> Exercise instructions
Show all lines holding "color".

> Input data
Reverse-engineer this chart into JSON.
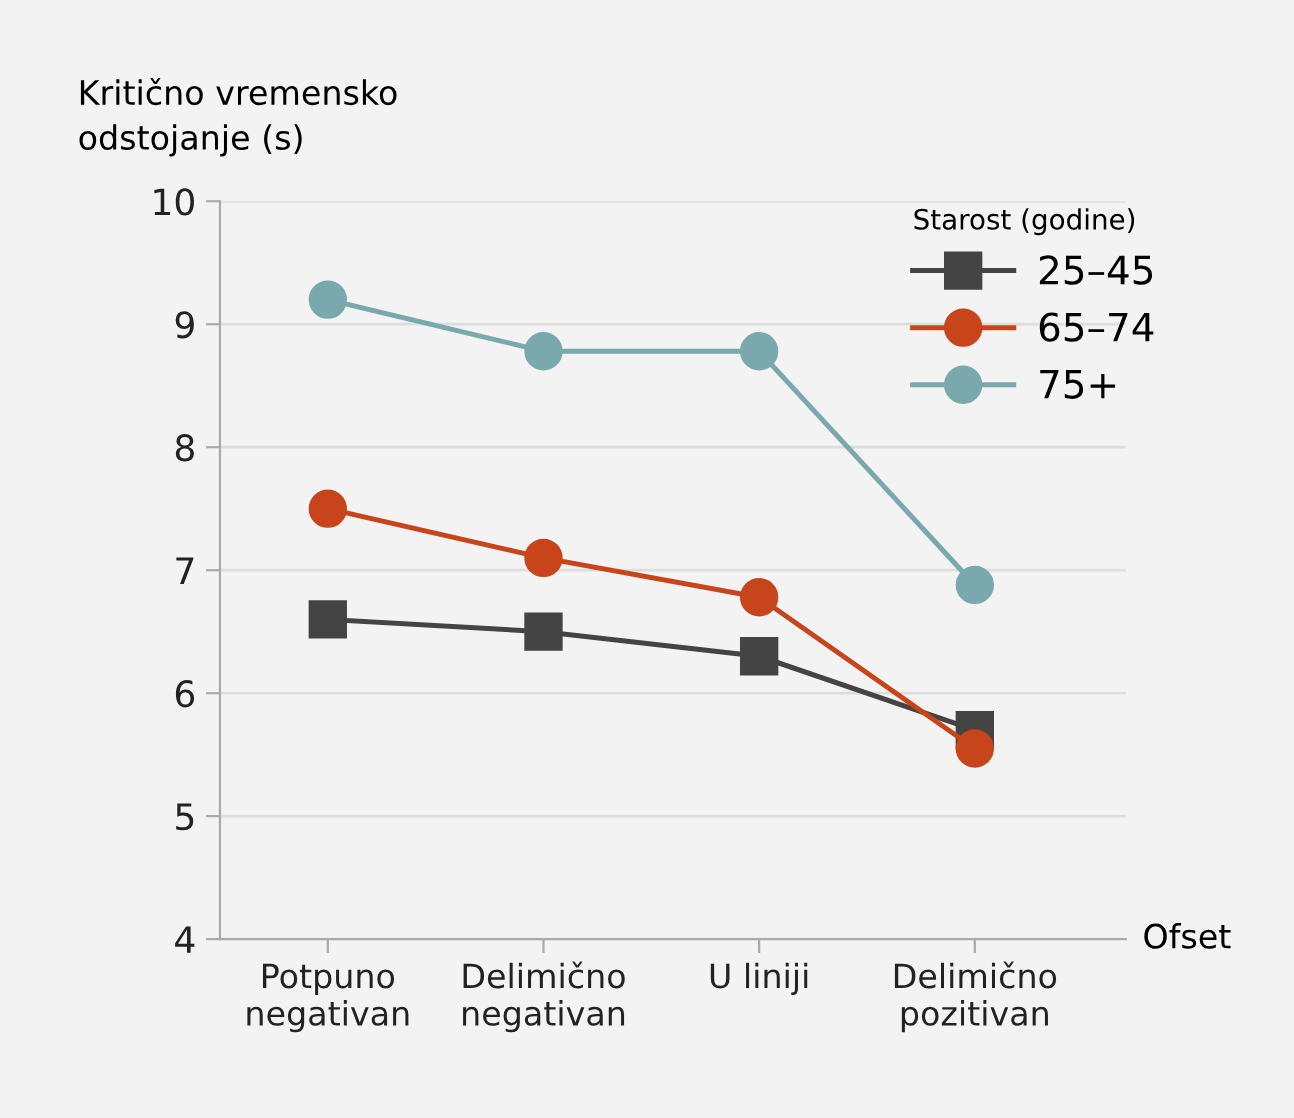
{
  "chart_data": {
    "type": "line",
    "ylabel": "Kritično vremensko\nodstojanje (s)",
    "xlabel": "Ofset",
    "legend_title": "Starost (godine)",
    "categories": [
      "Potpuno\nnegativan",
      "Delimično\nnegativan",
      "U liniji",
      "Delimično\npozitivan"
    ],
    "series": [
      {
        "name": "25–45",
        "color": "#444444",
        "marker": "square",
        "values": [
          6.6,
          6.5,
          6.3,
          5.7
        ]
      },
      {
        "name": "65–74",
        "color": "#c8441a",
        "marker": "circle",
        "values": [
          7.5,
          7.1,
          6.78,
          5.55
        ]
      },
      {
        "name": "75+",
        "color": "#79a9ad",
        "marker": "circle",
        "values": [
          9.2,
          8.78,
          8.78,
          6.88
        ]
      }
    ],
    "ylim": [
      4,
      10
    ],
    "yticks": [
      4,
      5,
      6,
      7,
      8,
      9,
      10
    ],
    "grid": "y",
    "legend": "top right",
    "line_style": "solid"
  }
}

> Exercise answer
        "color": "#444444",
        "color": "#c8441a",
        "color": "#79a9ad",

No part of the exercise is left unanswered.